- Instructions for the task:
State the number of lines in these records holding "texture". Say nothing more.

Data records

--- begin ---

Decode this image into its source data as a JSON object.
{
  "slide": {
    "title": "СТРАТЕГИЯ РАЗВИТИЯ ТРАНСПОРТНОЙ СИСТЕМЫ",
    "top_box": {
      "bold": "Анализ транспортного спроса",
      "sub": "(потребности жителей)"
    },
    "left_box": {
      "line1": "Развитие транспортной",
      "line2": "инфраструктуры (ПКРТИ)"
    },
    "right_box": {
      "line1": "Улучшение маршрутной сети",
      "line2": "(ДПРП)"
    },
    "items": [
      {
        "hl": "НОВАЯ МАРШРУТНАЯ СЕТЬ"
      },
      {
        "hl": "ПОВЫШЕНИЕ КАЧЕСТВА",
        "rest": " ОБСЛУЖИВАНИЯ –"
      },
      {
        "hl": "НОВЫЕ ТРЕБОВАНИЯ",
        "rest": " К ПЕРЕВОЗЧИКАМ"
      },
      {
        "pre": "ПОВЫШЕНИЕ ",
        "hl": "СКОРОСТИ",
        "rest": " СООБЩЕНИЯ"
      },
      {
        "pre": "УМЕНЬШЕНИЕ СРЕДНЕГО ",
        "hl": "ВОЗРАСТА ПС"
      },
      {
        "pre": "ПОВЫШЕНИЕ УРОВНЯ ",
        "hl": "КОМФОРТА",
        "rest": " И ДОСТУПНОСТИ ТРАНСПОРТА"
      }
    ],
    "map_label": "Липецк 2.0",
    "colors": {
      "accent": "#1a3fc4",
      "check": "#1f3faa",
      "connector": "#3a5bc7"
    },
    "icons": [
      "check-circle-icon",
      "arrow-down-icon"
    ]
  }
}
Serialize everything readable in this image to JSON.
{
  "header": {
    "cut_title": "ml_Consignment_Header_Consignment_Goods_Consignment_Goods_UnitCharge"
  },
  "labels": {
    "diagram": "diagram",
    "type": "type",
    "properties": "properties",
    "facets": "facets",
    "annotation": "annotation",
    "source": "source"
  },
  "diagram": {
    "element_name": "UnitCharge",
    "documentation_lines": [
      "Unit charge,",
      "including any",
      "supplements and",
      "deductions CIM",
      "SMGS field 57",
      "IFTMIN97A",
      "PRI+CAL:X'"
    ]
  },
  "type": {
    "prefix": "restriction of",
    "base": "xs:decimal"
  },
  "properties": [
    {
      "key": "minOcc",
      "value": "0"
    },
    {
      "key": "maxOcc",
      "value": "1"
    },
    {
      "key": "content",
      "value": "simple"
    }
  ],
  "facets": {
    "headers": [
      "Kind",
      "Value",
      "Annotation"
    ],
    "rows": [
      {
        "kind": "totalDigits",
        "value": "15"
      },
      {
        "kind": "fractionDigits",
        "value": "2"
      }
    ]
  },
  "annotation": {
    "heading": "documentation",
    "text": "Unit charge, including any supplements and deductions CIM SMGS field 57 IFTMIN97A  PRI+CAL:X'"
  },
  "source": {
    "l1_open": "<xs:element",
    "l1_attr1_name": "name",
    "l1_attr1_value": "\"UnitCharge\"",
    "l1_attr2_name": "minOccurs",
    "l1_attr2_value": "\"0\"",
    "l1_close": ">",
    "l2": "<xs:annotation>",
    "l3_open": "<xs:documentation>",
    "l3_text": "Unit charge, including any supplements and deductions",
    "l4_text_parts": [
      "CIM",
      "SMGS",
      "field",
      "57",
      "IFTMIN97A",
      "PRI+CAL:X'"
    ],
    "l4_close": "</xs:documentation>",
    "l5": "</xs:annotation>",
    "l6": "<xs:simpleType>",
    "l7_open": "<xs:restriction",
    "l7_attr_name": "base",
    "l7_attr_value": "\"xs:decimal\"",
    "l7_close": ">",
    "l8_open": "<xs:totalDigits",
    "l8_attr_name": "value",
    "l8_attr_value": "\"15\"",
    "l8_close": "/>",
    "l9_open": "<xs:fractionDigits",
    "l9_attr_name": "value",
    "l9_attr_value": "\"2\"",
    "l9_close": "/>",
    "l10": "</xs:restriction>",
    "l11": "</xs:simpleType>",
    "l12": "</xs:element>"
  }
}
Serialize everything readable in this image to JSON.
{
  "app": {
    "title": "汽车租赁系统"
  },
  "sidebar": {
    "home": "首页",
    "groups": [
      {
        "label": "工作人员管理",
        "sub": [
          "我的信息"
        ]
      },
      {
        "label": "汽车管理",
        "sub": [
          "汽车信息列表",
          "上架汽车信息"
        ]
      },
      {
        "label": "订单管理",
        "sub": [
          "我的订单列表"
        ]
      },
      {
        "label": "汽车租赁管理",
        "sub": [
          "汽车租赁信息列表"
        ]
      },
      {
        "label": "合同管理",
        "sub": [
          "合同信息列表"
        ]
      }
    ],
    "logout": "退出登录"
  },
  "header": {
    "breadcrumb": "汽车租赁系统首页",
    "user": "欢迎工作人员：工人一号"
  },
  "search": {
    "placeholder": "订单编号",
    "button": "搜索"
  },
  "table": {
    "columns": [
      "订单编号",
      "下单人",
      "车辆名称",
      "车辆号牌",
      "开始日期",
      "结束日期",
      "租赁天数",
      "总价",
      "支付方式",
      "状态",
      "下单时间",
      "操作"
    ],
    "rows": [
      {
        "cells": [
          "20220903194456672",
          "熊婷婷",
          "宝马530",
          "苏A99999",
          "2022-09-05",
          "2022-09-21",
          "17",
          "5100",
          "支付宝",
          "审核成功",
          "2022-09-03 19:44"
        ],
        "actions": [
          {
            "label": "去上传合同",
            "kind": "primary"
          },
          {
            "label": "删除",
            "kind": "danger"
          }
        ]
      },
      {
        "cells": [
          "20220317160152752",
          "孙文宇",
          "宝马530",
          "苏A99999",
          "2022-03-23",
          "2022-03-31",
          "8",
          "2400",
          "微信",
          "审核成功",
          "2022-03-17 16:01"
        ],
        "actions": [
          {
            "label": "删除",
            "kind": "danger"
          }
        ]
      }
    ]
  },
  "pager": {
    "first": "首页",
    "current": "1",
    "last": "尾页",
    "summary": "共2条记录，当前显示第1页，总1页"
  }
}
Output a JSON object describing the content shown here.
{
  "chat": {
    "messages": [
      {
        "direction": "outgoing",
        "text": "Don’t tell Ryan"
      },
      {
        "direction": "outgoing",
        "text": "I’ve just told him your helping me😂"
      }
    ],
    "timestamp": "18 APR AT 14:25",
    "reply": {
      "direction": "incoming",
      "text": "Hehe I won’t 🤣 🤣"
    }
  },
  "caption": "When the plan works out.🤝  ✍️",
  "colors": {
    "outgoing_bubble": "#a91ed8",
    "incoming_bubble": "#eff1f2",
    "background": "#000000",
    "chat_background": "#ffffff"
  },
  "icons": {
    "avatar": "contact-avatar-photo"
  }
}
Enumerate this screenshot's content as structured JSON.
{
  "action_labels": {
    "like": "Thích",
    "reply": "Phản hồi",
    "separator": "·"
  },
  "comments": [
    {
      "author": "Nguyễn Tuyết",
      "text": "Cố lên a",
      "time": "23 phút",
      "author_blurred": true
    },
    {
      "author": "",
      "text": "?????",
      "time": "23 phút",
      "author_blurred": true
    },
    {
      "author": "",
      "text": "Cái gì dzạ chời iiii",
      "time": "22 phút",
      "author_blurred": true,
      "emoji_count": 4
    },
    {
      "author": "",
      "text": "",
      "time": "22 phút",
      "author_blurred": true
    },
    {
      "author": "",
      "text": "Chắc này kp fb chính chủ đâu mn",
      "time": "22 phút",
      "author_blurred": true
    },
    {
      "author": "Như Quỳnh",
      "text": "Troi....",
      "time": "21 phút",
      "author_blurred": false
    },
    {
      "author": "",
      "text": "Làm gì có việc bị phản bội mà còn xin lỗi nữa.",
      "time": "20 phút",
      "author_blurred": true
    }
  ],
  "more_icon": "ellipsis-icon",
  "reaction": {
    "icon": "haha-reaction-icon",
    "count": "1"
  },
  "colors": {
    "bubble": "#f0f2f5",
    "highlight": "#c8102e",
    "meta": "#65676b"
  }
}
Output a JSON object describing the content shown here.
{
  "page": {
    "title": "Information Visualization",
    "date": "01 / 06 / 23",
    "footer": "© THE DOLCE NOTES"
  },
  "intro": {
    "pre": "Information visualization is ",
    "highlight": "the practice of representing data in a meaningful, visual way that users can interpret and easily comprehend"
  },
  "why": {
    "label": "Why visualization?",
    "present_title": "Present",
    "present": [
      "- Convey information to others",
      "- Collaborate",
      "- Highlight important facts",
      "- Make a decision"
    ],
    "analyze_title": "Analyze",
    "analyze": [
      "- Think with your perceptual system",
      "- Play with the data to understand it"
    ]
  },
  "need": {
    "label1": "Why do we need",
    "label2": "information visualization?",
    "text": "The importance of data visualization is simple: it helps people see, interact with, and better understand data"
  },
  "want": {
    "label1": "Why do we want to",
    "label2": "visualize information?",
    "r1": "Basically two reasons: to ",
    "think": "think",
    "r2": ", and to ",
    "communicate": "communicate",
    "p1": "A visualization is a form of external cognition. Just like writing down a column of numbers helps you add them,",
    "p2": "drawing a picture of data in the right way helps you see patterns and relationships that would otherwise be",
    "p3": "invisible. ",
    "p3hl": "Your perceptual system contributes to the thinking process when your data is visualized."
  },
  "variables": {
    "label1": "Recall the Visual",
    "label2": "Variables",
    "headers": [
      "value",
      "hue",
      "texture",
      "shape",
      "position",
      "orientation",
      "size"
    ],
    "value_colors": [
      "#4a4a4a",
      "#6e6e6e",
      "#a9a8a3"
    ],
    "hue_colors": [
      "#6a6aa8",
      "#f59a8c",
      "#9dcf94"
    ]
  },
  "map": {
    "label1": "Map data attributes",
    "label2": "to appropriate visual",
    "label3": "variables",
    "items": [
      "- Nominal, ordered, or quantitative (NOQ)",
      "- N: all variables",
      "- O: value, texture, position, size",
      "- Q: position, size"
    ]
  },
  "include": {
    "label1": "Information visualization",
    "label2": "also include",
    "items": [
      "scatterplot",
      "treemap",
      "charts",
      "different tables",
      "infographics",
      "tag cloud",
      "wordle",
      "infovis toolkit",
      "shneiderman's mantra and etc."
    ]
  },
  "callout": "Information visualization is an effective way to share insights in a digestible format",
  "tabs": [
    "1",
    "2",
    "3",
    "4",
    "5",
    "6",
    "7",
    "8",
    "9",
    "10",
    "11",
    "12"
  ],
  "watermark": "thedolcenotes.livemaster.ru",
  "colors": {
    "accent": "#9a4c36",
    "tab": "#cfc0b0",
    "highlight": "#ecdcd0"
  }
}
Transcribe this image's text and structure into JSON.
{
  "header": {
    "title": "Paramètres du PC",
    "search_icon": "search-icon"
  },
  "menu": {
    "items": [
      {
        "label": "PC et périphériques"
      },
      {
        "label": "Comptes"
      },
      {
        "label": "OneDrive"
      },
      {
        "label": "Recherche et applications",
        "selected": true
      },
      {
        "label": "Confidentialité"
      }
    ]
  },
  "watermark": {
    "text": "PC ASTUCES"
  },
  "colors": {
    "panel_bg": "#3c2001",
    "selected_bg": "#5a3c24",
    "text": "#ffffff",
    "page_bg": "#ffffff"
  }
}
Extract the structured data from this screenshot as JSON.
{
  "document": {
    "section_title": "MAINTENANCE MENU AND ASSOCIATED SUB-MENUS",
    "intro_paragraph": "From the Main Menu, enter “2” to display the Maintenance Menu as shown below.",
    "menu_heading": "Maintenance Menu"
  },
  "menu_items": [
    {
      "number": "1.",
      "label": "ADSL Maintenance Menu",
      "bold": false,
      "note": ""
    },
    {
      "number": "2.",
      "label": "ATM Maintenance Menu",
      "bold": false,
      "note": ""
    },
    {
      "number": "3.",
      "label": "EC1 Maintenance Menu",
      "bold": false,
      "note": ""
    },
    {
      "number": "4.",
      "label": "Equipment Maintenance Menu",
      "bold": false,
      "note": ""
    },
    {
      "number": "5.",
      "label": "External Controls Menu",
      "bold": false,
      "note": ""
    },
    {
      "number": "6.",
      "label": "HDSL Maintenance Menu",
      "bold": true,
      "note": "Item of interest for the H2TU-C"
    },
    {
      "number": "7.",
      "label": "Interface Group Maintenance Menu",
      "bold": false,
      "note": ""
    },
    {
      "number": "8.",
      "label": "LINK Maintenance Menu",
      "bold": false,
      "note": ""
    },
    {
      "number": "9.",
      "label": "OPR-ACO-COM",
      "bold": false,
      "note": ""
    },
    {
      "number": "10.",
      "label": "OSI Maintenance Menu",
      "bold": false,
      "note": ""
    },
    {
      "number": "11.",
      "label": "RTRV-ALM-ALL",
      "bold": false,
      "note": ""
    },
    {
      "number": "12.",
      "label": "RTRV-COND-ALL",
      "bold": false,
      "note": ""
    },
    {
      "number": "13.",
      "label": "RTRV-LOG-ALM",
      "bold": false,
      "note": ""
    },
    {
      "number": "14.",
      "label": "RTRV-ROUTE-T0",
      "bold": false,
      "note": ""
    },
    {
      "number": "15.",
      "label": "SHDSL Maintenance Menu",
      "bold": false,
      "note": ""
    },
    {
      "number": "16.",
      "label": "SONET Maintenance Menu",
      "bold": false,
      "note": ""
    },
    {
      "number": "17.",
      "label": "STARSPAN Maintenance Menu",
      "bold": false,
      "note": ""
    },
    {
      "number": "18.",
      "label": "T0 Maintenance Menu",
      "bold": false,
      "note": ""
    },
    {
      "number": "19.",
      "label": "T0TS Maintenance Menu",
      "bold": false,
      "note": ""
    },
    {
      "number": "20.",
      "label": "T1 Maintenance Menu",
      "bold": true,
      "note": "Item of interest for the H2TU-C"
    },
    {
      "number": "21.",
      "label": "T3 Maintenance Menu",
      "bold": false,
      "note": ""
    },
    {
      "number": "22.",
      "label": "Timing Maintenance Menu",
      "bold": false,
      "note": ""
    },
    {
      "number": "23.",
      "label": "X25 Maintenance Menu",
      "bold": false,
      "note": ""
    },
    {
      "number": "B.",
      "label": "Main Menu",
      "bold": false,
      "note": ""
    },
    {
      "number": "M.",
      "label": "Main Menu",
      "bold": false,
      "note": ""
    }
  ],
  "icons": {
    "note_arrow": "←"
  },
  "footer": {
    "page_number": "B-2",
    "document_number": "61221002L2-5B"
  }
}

--- end ---

- Worked solution:
2